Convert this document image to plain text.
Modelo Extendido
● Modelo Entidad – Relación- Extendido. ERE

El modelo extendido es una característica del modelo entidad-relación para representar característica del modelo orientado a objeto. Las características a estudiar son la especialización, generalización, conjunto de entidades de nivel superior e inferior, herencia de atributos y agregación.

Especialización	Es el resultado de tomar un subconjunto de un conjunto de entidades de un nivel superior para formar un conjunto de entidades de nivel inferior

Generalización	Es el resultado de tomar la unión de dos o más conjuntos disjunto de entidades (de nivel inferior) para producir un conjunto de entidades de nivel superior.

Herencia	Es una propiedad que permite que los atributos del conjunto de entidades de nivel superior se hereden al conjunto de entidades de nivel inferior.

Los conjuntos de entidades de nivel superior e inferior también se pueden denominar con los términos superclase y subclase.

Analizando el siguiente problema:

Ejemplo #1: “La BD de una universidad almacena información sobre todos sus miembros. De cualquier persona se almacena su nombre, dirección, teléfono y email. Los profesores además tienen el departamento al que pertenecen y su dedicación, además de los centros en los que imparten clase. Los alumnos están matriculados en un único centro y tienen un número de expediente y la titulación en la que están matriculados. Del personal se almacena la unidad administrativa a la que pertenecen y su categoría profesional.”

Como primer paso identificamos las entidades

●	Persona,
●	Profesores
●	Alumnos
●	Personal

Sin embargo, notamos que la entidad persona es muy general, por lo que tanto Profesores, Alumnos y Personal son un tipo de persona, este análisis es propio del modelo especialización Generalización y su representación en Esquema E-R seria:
# # # # # # #
Go through the records and pull out each line that includes the word "atributos".

▶ _Output_
El modelo extendido es una característica del modelo entidad-relación para representar característica del modelo orientado a objeto. Las características a estudiar son la especialización, generalización, conjunto de entidades de nivel superior e inferior, herencia de atributos y agregación.
Herencia	Es una propiedad que permite que los atributos del conjunto de entidades de nivel superior se hereden al conjunto de entidades de nivel inferior.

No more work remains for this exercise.